::: Supplied entries
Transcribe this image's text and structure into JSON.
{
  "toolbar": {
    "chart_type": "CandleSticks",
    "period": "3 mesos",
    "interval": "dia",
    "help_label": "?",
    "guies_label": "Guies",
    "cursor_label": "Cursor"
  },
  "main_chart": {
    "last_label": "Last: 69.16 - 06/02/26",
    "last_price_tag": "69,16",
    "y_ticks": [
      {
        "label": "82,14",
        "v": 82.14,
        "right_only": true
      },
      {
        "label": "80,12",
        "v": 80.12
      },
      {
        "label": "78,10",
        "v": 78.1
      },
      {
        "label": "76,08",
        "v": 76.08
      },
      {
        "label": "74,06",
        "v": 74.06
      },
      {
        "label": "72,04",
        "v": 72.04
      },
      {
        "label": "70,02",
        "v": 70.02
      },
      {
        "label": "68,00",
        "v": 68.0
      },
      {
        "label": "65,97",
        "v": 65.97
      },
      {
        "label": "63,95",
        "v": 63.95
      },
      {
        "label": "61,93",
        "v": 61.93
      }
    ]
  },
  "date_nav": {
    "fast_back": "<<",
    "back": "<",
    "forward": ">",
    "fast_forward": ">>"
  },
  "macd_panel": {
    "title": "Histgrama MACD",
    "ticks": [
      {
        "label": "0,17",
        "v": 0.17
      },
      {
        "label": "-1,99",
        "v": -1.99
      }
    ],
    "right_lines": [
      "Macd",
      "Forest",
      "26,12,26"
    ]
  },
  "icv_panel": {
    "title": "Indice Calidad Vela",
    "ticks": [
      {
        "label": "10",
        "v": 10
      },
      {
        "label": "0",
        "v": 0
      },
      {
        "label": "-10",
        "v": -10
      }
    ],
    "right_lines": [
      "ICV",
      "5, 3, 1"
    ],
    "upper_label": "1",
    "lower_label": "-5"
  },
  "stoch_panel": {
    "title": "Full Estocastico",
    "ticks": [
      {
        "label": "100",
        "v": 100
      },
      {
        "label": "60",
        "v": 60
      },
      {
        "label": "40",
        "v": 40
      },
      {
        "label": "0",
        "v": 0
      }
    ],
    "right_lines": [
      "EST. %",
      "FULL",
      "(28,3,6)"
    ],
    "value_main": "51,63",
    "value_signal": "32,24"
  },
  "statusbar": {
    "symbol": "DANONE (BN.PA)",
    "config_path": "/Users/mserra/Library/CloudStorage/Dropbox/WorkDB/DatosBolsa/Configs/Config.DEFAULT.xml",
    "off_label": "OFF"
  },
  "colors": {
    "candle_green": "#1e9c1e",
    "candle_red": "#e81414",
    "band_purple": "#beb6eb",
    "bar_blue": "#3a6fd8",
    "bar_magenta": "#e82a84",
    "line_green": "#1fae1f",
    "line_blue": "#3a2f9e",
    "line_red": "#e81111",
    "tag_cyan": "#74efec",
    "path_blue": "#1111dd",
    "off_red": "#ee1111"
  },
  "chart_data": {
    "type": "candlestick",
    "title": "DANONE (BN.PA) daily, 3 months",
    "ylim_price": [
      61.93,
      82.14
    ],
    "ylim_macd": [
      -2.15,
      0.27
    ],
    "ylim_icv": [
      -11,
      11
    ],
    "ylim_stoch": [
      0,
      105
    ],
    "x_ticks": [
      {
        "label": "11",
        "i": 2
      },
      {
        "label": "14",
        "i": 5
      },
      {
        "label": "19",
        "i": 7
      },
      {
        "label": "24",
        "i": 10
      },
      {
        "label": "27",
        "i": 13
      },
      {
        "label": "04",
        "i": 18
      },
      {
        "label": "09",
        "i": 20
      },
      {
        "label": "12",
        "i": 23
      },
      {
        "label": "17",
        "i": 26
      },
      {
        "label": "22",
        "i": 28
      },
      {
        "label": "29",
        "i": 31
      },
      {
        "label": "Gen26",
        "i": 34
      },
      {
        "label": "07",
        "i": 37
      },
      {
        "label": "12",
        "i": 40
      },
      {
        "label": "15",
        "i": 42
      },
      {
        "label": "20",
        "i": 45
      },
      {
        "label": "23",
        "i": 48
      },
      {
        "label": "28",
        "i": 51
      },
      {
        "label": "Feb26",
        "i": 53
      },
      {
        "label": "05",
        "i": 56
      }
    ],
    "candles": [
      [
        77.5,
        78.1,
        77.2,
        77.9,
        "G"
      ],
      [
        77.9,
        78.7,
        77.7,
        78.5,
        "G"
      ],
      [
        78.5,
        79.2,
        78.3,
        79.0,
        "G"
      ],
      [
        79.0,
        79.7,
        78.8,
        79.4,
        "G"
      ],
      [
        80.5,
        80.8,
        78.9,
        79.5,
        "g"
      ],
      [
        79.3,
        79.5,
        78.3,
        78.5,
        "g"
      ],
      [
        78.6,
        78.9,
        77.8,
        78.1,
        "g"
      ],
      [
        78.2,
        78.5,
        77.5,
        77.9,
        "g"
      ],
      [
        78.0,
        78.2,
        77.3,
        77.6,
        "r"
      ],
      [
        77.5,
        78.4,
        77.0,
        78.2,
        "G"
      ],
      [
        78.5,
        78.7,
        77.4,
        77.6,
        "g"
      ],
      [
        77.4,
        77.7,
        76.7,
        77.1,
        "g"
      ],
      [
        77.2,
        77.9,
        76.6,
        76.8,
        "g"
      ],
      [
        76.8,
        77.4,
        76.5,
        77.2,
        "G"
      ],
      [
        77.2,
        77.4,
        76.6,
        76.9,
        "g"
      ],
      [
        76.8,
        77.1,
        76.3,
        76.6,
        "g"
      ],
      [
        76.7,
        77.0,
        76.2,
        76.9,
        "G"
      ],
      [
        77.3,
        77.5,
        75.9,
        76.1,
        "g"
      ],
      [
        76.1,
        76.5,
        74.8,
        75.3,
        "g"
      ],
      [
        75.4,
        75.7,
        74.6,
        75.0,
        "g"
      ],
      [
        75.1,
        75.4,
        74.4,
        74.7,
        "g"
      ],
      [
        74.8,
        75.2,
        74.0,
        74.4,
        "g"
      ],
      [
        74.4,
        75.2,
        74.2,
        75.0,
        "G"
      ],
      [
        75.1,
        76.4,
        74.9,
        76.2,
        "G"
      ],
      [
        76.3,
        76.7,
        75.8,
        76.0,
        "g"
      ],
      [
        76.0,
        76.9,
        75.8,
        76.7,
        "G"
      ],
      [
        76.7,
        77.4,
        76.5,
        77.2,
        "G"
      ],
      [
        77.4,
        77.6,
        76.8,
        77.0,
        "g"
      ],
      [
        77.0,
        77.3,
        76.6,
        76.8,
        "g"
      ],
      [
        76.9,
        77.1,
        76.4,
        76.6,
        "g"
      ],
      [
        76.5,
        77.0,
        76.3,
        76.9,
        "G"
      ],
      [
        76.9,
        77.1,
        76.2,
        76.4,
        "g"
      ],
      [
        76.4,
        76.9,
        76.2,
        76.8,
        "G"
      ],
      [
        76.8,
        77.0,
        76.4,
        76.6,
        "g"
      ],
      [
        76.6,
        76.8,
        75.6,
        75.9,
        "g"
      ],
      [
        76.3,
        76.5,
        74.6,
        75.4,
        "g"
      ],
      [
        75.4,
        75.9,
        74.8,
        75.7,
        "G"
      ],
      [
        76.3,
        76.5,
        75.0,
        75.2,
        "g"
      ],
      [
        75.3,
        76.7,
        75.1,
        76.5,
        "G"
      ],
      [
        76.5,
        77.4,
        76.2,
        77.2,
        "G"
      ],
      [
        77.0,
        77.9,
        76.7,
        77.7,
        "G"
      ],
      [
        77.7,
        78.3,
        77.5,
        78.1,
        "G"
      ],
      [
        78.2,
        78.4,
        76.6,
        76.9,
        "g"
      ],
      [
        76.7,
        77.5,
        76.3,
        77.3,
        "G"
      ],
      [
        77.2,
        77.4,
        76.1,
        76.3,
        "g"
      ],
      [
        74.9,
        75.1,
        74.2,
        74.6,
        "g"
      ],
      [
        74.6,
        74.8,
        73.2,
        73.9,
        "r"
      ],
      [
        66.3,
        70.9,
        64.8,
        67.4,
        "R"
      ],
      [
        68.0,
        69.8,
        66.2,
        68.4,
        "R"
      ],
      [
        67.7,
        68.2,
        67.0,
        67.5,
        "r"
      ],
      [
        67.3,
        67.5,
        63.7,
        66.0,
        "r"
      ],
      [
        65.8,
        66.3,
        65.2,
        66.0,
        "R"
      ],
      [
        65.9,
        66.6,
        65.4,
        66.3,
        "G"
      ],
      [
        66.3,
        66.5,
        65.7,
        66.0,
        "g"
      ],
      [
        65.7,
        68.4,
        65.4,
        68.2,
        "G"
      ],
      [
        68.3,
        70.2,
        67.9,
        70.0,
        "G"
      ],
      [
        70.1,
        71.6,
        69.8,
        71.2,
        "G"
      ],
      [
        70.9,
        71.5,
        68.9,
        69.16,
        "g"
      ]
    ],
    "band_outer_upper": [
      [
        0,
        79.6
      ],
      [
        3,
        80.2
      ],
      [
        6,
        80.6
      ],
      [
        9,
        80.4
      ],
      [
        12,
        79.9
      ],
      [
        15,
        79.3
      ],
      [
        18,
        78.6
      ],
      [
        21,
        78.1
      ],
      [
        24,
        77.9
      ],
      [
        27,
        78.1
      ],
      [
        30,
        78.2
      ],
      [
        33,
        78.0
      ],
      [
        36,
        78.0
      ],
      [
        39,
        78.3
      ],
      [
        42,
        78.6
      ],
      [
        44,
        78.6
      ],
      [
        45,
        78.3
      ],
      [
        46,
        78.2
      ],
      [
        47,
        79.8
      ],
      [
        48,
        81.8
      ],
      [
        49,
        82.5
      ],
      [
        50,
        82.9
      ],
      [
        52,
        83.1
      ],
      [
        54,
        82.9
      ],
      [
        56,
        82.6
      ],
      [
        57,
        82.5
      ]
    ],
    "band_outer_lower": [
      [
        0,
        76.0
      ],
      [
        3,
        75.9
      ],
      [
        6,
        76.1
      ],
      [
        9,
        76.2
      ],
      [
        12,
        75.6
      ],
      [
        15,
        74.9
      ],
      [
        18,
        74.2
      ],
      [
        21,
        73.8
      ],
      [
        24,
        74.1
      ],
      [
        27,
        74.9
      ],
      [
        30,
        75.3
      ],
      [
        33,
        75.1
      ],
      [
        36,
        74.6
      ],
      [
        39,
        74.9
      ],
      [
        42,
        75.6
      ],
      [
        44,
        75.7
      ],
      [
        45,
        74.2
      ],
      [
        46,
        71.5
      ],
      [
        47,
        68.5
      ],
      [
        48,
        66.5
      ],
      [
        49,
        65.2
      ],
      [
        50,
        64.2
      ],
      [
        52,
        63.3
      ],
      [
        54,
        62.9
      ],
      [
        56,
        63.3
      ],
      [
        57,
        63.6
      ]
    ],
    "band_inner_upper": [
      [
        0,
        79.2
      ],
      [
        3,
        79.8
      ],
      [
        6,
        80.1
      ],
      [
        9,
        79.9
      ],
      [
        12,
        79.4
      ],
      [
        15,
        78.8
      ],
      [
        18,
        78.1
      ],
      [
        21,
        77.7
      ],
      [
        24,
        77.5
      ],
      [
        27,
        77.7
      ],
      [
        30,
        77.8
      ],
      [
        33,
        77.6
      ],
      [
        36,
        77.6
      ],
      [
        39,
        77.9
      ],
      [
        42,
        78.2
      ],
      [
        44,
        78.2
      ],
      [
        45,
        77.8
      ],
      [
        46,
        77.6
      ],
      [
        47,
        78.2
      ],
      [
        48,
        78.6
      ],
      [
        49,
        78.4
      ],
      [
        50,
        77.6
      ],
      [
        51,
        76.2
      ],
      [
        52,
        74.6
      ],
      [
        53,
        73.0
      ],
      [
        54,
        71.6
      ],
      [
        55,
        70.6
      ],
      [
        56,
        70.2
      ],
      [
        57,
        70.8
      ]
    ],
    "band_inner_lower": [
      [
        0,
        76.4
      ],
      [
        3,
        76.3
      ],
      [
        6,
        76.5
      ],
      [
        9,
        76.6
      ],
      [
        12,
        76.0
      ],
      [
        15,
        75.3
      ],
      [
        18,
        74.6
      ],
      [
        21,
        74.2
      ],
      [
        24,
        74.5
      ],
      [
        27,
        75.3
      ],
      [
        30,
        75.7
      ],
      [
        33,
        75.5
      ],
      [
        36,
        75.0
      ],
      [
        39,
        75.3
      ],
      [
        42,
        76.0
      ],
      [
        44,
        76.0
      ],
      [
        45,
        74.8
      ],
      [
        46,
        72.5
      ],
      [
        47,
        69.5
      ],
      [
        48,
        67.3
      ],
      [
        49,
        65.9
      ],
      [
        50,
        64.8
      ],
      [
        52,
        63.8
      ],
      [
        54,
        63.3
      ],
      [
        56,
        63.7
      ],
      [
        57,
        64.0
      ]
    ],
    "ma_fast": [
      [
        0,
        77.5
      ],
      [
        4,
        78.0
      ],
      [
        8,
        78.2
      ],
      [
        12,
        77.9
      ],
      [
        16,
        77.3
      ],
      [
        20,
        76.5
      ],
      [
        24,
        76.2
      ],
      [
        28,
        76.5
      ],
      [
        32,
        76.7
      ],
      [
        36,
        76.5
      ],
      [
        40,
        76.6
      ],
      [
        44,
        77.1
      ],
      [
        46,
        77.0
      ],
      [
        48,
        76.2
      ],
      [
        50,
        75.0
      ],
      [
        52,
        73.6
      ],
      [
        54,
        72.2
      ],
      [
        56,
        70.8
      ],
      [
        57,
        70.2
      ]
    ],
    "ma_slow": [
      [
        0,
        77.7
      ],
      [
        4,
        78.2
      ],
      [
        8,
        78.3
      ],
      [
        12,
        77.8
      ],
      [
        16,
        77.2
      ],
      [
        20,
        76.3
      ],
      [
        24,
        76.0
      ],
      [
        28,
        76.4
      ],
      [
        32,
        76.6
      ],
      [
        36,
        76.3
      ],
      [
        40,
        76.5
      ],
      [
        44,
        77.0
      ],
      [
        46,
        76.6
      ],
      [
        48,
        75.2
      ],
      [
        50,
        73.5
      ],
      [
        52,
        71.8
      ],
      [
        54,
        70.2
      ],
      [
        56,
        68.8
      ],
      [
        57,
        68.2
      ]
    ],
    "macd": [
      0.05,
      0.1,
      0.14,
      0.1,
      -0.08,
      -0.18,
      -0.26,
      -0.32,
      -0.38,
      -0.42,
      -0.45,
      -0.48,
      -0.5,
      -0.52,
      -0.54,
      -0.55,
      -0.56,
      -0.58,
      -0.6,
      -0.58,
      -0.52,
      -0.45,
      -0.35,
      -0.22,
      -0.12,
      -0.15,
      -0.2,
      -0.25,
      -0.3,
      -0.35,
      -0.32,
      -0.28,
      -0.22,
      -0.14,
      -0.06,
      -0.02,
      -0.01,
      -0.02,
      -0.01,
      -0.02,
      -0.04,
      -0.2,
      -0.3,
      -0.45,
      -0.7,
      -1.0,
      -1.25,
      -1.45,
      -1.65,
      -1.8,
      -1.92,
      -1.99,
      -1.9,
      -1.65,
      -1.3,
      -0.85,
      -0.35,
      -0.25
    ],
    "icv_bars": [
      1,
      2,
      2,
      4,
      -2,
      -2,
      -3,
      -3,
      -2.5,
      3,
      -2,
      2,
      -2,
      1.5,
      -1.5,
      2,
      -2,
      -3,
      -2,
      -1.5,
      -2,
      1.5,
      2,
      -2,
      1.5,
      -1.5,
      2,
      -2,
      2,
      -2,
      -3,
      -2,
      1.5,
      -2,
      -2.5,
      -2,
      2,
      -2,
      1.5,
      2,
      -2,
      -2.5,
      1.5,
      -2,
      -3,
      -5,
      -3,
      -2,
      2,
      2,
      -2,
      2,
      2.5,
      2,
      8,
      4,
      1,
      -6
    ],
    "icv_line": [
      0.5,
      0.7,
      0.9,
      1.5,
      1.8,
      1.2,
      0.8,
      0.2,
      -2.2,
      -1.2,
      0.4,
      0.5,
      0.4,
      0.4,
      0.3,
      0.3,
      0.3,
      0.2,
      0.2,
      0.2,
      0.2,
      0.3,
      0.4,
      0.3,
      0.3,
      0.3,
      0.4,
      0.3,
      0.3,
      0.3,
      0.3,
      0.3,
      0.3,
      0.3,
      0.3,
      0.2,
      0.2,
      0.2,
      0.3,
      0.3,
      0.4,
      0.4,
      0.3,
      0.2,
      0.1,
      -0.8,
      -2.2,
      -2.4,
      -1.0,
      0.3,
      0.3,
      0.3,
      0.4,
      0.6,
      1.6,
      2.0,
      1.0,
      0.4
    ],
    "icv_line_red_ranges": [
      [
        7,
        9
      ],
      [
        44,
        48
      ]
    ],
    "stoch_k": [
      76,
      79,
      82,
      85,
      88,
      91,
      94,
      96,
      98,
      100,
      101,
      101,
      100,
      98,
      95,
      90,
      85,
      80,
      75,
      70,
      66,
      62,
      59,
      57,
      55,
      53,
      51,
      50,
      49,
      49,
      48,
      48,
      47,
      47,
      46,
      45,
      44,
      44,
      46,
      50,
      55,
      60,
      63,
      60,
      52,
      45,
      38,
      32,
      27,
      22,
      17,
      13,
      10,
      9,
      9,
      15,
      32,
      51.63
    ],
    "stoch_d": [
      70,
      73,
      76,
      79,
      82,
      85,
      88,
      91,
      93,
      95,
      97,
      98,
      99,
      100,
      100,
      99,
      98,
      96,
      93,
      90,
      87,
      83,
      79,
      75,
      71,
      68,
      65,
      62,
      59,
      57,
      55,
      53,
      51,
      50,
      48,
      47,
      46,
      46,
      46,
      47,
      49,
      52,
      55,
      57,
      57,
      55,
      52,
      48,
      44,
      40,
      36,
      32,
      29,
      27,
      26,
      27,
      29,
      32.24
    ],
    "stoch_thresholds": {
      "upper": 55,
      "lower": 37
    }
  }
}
::::::
■ What is required: In the records, locate each line holding the string "title" and copy it.

■ Complete response:
    "title": "Histgrama MACD",
    "title": "Indice Calidad Vela",
    "title": "Full Estocastico",
    "title": "DANONE (BN.PA) daily, 3 months",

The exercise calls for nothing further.